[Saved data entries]
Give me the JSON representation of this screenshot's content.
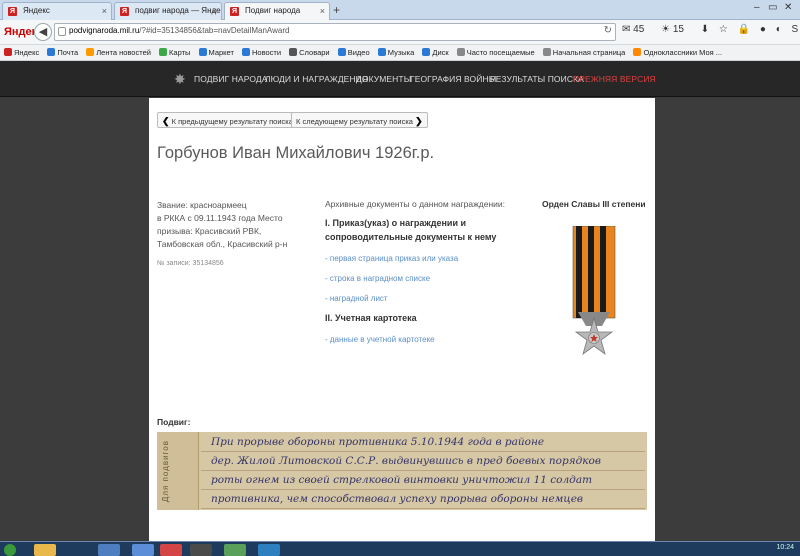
{
  "browser": {
    "tabs": [
      {
        "label": "Яндекс",
        "favicon": "Я",
        "active": false
      },
      {
        "label": "подвиг народа — Яндекс: ...",
        "favicon": "Я",
        "active": false
      },
      {
        "label": "Подвиг народа",
        "favicon": "Я",
        "active": true
      }
    ],
    "new_tab": "+",
    "logo": "Яндекс",
    "url_host": "podvignaroda.mil.ru",
    "url_path": "/?#id=35134856&tab=navDetailManAward",
    "toolbar_counters": {
      "mail": "45",
      "weather": "15"
    },
    "bookmarks": [
      {
        "label": "Яндекс",
        "color": "#cc2222"
      },
      {
        "label": "Почта",
        "color": "#2a7ad5"
      },
      {
        "label": "Лента новостей",
        "color": "#ff9900"
      },
      {
        "label": "Карты",
        "color": "#3aa845"
      },
      {
        "label": "Маркет",
        "color": "#2a7ad5"
      },
      {
        "label": "Новости",
        "color": "#2a7ad5"
      },
      {
        "label": "Словари",
        "color": "#555555"
      },
      {
        "label": "Видео",
        "color": "#2a7ad5"
      },
      {
        "label": "Музыка",
        "color": "#2a7ad5"
      },
      {
        "label": "Диск",
        "color": "#2a7ad5"
      },
      {
        "label": "Часто посещаемые",
        "color": "#888888"
      },
      {
        "label": "Начальная страница",
        "color": "#888888"
      },
      {
        "label": "Одноклассники Моя ...",
        "color": "#ff8800"
      }
    ]
  },
  "nav": {
    "items": [
      "ПОДВИГ НАРОДА",
      "ЛЮДИ И НАГРАЖДЕНИЯ",
      "ДОКУМЕНТЫ",
      "ГЕОГРАФИЯ ВОЙНЫ",
      "РЕЗУЛЬТАТЫ ПОИСКА",
      "ПРЕЖНЯЯ ВЕРСИЯ"
    ]
  },
  "pager": {
    "prev": "К предыдущему результату поиска",
    "next": "К следующему результату поиска"
  },
  "person": {
    "name": "Горбунов Иван Михайлович 1926г.р.",
    "rank": "Звание: красноармеец",
    "service": "в РККА с 09.11.1943 года Место призыва: Красивский РВК, Тамбовская обл., Красивский р-н",
    "record": "№ записи: 35134856"
  },
  "archive": {
    "title": "Архивные документы о данном награждении:",
    "section1": "I. Приказ(указ) о награждении и сопроводительные документы к нему",
    "links1": [
      "- первая страница приказ или указа",
      "- строка в наградном списке",
      "- наградной лист"
    ],
    "section2": "II. Учетная картотека",
    "links2": [
      "- данные в учетной картотеке"
    ]
  },
  "award": {
    "title": "Орден Славы III степени"
  },
  "feat": {
    "label": "Подвиг:",
    "side_text": "Для подвигов",
    "lines": [
      "При прорыве обороны противника 5.10.1944 года в районе",
      "дер. Жилой Литовской С.С.Р. выдвинувшись в пред боевых порядков",
      "роты огнем из своей стрелковой винтовки уничтожил 11 солдат",
      "противника, чем способствовал успеху прорыва обороны немцев"
    ]
  },
  "taskbar": {
    "clock": "10:24"
  }
}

■ Brief
Extract the entries in full, exactly as they are, minus the pictures.

■ Reply to the exercise
Give me the JSON representation of this screenshot's content.
{
  "browser": {
    "tabs": [
      {
        "label": "Яндекс",
        "favicon": "Я",
        "active": false
      },
      {
        "label": "подвиг народа — Яндекс: ...",
        "favicon": "Я",
        "active": false
      },
      {
        "label": "Подвиг народа",
        "favicon": "Я",
        "active": true
      }
    ],
    "new_tab": "+",
    "logo": "Яндекс",
    "url_host": "podvignaroda.mil.ru",
    "url_path": "/?#id=35134856&tab=navDetailManAward",
    "toolbar_counters": {
      "mail": "45",
      "weather": "15"
    },
    "bookmarks": [
      {
        "label": "Яндекс",
        "color": "#cc2222"
      },
      {
        "label": "Почта",
        "color": "#2a7ad5"
      },
      {
        "label": "Лента новостей",
        "color": "#ff9900"
      },
      {
        "label": "Карты",
        "color": "#3aa845"
      },
      {
        "label": "Маркет",
        "color": "#2a7ad5"
      },
      {
        "label": "Новости",
        "color": "#2a7ad5"
      },
      {
        "label": "Словари",
        "color": "#555555"
      },
      {
        "label": "Видео",
        "color": "#2a7ad5"
      },
      {
        "label": "Музыка",
        "color": "#2a7ad5"
      },
      {
        "label": "Диск",
        "color": "#2a7ad5"
      },
      {
        "label": "Часто посещаемые",
        "color": "#888888"
      },
      {
        "label": "Начальная страница",
        "color": "#888888"
      },
      {
        "label": "Одноклассники Моя ...",
        "color": "#ff8800"
      }
    ]
  },
  "nav": {
    "items": [
      "ПОДВИГ НАРОДА",
      "ЛЮДИ И НАГРАЖДЕНИЯ",
      "ДОКУМЕНТЫ",
      "ГЕОГРАФИЯ ВОЙНЫ",
      "РЕЗУЛЬТАТЫ ПОИСКА",
      "ПРЕЖНЯЯ ВЕРСИЯ"
    ]
  },
  "pager": {
    "prev": "К предыдущему результату поиска",
    "next": "К следующему результату поиска"
  },
  "person": {
    "name": "Горбунов Иван Михайлович 1926г.р.",
    "rank": "Звание: красноармеец",
    "service": "в РККА с 09.11.1943 года Место призыва: Красивский РВК, Тамбовская обл., Красивский р-н",
    "record": "№ записи: 35134856"
  },
  "archive": {
    "title": "Архивные документы о данном награждении:",
    "section1": "I. Приказ(указ) о награждении и сопроводительные документы к нему",
    "links1": [
      "- первая страница приказ или указа",
      "- строка в наградном списке",
      "- наградной лист"
    ],
    "section2": "II. Учетная картотека",
    "links2": [
      "- данные в учетной картотеке"
    ]
  },
  "award": {
    "title": "Орден Славы III степени"
  },
  "feat": {
    "label": "Подвиг:",
    "side_text": "Для подвигов",
    "lines": [
      "При прорыве обороны противника 5.10.1944 года в районе",
      "дер. Жилой Литовской С.С.Р. выдвинувшись в пред боевых порядков",
      "роты огнем из своей стрелковой винтовки уничтожил 11 солдат",
      "противника, чем способствовал успеху прорыва обороны немцев"
    ]
  },
  "taskbar": {
    "clock": "10:24"
  }
}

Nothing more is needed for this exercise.